• [WHAT YOU WILL DO]: Reproduce word for word the stretch of the records below from their first line through the line that contains "svg-text:%: % xyxy=(307,541,318,547)", and copy nothing past that line.

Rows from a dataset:

# # # # # # #

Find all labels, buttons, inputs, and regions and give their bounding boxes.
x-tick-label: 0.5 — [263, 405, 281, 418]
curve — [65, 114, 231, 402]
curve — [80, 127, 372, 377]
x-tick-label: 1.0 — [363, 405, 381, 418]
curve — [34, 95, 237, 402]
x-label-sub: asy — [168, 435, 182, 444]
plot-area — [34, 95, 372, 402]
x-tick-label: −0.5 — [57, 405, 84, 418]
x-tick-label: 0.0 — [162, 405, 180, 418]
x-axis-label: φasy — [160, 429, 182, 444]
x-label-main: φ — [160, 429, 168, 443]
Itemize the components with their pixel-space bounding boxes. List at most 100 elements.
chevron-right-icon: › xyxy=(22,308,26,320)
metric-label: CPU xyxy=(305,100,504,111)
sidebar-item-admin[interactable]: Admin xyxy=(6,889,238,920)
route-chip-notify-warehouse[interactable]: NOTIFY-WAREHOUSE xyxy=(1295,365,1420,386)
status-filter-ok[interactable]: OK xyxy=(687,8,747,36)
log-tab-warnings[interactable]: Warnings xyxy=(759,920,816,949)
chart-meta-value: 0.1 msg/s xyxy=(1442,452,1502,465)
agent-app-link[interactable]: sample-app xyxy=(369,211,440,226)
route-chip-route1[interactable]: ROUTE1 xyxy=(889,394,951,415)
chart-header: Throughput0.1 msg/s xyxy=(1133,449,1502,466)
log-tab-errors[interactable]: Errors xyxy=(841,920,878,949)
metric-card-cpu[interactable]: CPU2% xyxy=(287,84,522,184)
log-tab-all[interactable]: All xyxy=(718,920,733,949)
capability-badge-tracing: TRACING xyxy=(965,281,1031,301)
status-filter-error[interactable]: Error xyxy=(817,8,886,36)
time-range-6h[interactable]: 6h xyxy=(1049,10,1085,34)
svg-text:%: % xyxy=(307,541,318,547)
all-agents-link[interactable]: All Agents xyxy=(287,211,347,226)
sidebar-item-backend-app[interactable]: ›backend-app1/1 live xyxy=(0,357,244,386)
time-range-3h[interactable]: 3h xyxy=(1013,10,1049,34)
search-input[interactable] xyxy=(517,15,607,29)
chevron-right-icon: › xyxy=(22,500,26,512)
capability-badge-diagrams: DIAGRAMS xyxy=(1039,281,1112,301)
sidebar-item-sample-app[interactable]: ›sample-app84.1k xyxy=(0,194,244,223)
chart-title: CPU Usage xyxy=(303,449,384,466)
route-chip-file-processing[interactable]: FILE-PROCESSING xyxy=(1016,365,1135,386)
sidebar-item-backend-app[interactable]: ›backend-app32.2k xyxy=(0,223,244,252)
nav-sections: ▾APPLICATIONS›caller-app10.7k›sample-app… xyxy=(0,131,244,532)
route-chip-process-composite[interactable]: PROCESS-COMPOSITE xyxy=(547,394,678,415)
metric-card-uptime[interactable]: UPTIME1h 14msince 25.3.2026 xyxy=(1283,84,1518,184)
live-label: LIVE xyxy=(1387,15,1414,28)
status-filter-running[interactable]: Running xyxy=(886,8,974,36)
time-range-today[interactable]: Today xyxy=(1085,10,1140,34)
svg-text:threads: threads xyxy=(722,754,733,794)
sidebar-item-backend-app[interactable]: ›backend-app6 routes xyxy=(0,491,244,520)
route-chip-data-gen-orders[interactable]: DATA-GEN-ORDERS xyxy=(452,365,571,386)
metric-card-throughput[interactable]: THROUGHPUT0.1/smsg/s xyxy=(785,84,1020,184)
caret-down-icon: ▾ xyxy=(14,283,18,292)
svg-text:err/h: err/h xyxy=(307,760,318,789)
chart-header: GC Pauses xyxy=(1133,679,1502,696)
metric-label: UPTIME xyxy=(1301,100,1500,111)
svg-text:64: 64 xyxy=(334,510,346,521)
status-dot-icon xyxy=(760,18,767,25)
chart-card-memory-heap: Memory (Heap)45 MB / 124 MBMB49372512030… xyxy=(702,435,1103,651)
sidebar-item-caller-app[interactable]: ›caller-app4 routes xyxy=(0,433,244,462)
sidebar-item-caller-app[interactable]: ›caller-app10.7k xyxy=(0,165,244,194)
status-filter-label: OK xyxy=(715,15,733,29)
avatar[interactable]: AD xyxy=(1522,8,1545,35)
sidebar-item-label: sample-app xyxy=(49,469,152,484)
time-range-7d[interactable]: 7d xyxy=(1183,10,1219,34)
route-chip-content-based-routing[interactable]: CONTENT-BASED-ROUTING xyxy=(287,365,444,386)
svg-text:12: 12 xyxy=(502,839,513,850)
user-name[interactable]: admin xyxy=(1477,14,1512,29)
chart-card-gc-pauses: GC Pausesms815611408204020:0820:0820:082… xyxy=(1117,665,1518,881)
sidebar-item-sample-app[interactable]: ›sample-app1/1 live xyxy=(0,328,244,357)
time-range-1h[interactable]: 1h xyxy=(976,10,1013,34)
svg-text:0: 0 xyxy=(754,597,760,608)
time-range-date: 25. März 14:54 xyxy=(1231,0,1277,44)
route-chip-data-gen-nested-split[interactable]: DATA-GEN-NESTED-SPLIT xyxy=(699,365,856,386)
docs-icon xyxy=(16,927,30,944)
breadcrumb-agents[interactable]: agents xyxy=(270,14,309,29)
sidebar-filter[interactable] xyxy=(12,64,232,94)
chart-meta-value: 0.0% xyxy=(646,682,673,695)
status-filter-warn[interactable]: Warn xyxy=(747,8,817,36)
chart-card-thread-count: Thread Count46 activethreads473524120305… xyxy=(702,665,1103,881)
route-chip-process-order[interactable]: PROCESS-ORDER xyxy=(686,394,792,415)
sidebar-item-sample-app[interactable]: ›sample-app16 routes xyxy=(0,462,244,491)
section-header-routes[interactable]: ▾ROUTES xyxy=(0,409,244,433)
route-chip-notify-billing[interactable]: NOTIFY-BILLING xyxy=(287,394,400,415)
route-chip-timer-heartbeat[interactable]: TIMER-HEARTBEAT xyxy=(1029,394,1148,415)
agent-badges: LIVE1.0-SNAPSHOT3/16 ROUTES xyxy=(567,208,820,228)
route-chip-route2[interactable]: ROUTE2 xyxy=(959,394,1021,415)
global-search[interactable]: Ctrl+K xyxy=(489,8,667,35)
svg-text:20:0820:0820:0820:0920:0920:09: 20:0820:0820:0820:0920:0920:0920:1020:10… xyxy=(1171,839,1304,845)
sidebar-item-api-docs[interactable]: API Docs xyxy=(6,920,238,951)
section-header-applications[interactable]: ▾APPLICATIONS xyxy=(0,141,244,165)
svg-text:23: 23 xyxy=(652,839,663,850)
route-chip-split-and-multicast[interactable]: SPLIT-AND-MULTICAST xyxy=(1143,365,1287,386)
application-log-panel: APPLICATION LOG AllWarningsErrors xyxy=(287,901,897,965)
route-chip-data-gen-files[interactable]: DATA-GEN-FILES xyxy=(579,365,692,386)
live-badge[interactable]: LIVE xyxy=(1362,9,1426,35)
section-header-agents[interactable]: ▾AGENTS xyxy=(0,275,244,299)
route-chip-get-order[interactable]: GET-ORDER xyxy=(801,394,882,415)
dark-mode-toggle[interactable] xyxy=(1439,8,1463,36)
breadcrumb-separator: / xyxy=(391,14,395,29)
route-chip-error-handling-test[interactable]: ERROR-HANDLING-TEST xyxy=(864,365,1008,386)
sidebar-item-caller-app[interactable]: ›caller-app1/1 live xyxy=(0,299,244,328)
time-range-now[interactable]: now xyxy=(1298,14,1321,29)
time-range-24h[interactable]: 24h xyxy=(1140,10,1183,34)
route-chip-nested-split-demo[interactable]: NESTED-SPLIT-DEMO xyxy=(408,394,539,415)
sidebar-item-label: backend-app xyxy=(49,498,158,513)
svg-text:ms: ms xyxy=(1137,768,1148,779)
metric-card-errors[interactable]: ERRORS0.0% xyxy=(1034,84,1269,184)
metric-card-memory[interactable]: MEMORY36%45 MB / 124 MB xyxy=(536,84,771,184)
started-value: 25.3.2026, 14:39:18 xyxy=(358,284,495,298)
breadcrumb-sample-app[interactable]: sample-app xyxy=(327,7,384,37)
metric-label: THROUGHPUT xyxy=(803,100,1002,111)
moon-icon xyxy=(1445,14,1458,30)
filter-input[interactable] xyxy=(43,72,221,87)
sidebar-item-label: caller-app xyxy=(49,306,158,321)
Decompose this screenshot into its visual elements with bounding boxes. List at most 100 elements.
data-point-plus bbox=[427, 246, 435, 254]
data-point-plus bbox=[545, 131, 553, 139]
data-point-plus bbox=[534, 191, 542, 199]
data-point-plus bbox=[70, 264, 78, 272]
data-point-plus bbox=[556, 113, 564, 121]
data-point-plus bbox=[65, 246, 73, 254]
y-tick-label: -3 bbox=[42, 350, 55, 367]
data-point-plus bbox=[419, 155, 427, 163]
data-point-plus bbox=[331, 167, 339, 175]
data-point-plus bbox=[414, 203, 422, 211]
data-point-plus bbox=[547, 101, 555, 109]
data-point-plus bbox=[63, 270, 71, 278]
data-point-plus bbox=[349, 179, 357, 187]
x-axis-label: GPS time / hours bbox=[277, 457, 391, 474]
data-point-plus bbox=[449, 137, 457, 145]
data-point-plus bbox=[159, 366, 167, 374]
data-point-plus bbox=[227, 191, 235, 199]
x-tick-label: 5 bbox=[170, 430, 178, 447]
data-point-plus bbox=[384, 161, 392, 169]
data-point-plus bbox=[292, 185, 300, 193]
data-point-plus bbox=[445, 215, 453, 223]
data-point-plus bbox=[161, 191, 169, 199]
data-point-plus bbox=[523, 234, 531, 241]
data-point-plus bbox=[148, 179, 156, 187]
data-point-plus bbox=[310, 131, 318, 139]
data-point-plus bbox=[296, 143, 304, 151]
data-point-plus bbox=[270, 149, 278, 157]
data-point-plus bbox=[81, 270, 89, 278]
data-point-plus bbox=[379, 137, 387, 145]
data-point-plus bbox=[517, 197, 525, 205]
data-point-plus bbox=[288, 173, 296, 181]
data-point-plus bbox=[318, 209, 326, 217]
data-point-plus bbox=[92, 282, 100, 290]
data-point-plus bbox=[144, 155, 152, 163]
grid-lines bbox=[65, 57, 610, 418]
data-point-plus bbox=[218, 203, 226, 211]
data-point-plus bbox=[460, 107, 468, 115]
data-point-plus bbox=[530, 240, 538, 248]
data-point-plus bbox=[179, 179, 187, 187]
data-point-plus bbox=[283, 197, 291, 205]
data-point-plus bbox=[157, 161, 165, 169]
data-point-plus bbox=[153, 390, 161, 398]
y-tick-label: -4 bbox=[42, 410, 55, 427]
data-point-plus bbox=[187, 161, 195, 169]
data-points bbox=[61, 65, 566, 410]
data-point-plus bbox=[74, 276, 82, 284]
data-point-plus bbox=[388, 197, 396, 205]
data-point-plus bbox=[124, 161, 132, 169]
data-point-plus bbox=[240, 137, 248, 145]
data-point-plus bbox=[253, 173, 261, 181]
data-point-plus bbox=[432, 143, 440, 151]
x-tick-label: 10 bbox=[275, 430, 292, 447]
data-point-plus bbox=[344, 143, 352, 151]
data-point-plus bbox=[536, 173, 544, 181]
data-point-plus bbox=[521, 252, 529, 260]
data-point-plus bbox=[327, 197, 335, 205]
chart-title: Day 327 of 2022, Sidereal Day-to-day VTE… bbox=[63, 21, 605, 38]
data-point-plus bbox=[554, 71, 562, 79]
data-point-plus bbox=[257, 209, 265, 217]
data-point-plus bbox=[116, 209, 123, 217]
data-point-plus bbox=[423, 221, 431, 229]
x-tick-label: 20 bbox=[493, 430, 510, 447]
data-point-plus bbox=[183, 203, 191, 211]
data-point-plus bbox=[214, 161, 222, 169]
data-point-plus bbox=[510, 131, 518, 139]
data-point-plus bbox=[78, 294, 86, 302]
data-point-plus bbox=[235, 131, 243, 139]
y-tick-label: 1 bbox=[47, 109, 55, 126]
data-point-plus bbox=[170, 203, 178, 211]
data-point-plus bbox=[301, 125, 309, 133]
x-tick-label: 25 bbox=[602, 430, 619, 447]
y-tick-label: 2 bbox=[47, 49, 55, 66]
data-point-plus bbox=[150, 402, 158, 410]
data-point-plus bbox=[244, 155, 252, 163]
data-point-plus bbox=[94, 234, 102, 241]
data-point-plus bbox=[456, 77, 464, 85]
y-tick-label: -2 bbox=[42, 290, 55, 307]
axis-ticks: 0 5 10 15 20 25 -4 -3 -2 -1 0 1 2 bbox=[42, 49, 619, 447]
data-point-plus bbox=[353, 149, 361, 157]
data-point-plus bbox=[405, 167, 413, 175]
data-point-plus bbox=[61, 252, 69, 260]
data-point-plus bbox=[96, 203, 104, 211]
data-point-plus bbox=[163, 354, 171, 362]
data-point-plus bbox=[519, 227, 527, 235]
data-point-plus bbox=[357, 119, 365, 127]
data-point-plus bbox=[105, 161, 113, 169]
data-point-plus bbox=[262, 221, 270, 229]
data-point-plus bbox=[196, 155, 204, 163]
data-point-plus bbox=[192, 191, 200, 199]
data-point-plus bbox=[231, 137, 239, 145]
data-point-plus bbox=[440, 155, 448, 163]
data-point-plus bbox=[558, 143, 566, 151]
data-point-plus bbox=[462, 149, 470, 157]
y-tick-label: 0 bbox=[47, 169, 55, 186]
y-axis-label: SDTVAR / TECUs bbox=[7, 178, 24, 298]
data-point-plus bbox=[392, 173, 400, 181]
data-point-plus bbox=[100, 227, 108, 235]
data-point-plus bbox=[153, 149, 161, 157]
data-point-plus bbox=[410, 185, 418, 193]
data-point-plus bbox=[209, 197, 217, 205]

# # # # # # #

• [OUTPUT OF THE TASK]:
Find all labels, buttons, inputs, and regions and give their bounding boxes.
x-tick-label: 0.5 — [263, 405, 281, 418]
curve — [65, 114, 231, 402]
curve — [80, 127, 372, 377]
x-tick-label: 1.0 — [363, 405, 381, 418]
curve — [34, 95, 237, 402]
x-label-sub: asy — [168, 435, 182, 444]
plot-area — [34, 95, 372, 402]
x-tick-label: −0.5 — [57, 405, 84, 418]
x-tick-label: 0.0 — [162, 405, 180, 418]
x-axis-label: φasy — [160, 429, 182, 444]
x-label-main: φ — [160, 429, 168, 443]
Itemize the components with their pixel-space bounding boxes. List at most 100 elements.
chevron-right-icon: › xyxy=(22,308,26,320)
metric-label: CPU xyxy=(305,100,504,111)
sidebar-item-admin[interactable]: Admin xyxy=(6,889,238,920)
route-chip-notify-warehouse[interactable]: NOTIFY-WAREHOUSE xyxy=(1295,365,1420,386)
status-filter-ok[interactable]: OK xyxy=(687,8,747,36)
log-tab-warnings[interactable]: Warnings xyxy=(759,920,816,949)
chart-meta-value: 0.1 msg/s xyxy=(1442,452,1502,465)
agent-app-link[interactable]: sample-app xyxy=(369,211,440,226)
route-chip-route1[interactable]: ROUTE1 xyxy=(889,394,951,415)
chart-header: Throughput0.1 msg/s xyxy=(1133,449,1502,466)
log-tab-errors[interactable]: Errors xyxy=(841,920,878,949)
metric-card-cpu[interactable]: CPU2% xyxy=(287,84,522,184)
log-tab-all[interactable]: All xyxy=(718,920,733,949)
capability-badge-tracing: TRACING xyxy=(965,281,1031,301)
status-filter-error[interactable]: Error xyxy=(817,8,886,36)
time-range-6h[interactable]: 6h xyxy=(1049,10,1085,34)
svg-text:%: % xyxy=(307,541,318,547)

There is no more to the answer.